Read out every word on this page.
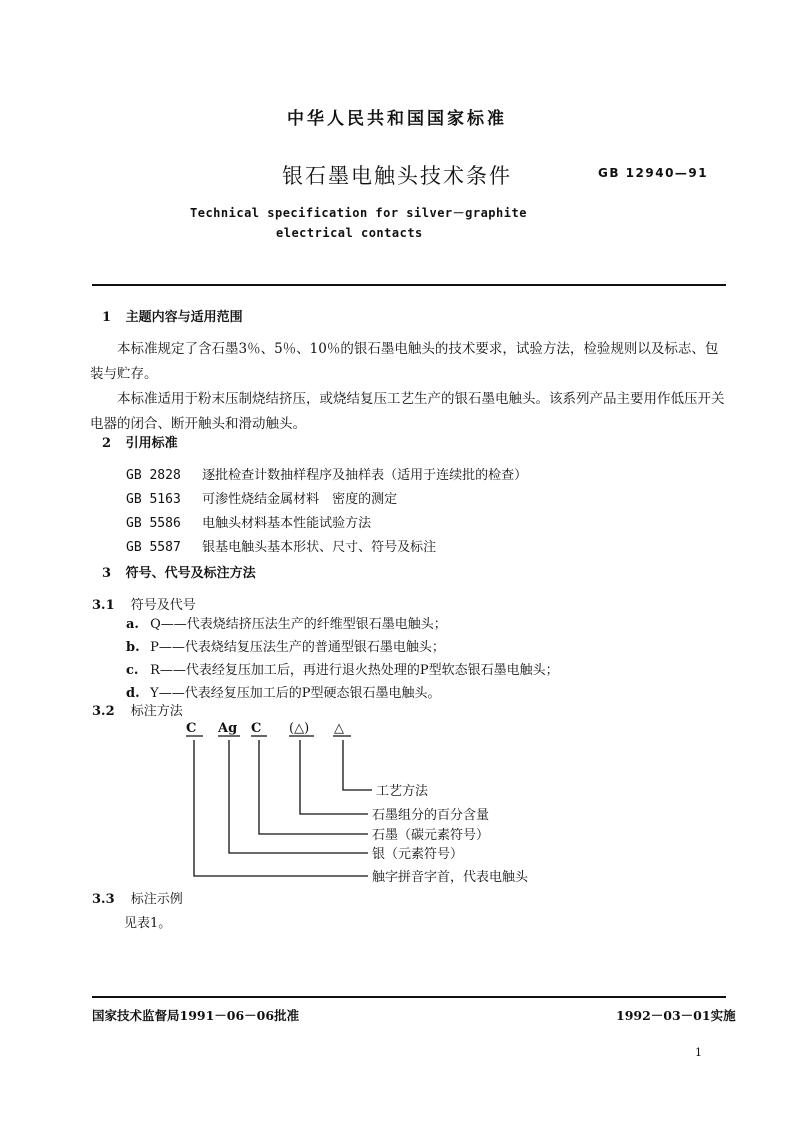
中华人民共和国国家标准
银石墨电触头技术条件	GB 12940—91
Technical specification for silver－graphite
electrical contacts
1 主题内容与适用范围
本标准规定了含石墨3％、5％、10％的银石墨电触头的技术要求，试验方法，检验规则以及标志、包装与贮存。
本标准适用于粉末压制烧结挤压，或烧结复压工艺生产的银石墨电触头。该系列产品主要用作低压开关电器的闭合、断开触头和滑动触头。
2 引用标准
GB 2828 逐批检查计数抽样程序及抽样表（适用于连续批的检查）
GB 5163 可渗性烧结金属材料　密度的测定
GB 5586 电触头材料基本性能试验方法
GB 5587 银基电触头基本形状、尺寸、符号及标注
3 符号、代号及标注方法
3.1 符号及代号
a. Q——代表烧结挤压法生产的纤维型银石墨电触头；
b. P——代表烧结复压法生产的普通型银石墨电触头；
c. R——代表经复压加工后，再进行退火热处理的P型软态银石墨电触头；
d. Y——代表经复压加工后的P型硬态银石墨电触头。
3.2 标注方法
C Ag C (△) △
工艺方法
石墨组分的百分含量
石墨（碳元素符号）
银（元素符号）
触字拼音字首，代表电触头
3.3 标注示例
见表1。
国家技术监督局1991－06－06批准	1992－03－01实施
1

▶ REQUIRED WORK
Word for word, quote the full listing, omitting every picture.

▶ IN RESPONSE
Read out every word on this page.
中华人民共和国国家标准
银石墨电触头技术条件	GB 12940—91
Technical specification for silver－graphite
electrical contacts
1 主题内容与适用范围
本标准规定了含石墨3％、5％、10％的银石墨电触头的技术要求，试验方法，检验规则以及标志、包装与贮存。
本标准适用于粉末压制烧结挤压，或烧结复压工艺生产的银石墨电触头。该系列产品主要用作低压开关电器的闭合、断开触头和滑动触头。
2 引用标准
GB 2828 逐批检查计数抽样程序及抽样表（适用于连续批的检查）
GB 5163 可渗性烧结金属材料　密度的测定
GB 5586 电触头材料基本性能试验方法
GB 5587 银基电触头基本形状、尺寸、符号及标注
3 符号、代号及标注方法
3.1 符号及代号
a. Q——代表烧结挤压法生产的纤维型银石墨电触头；
b. P——代表烧结复压法生产的普通型银石墨电触头；
c. R——代表经复压加工后，再进行退火热处理的P型软态银石墨电触头；
d. Y——代表经复压加工后的P型硬态银石墨电触头。
3.2 标注方法
C Ag C (△) △
工艺方法
石墨组分的百分含量
石墨（碳元素符号）
银（元素符号）
触字拼音字首，代表电触头
3.3 标注示例
见表1。
国家技术监督局1991－06－06批准	1992－03－01实施
1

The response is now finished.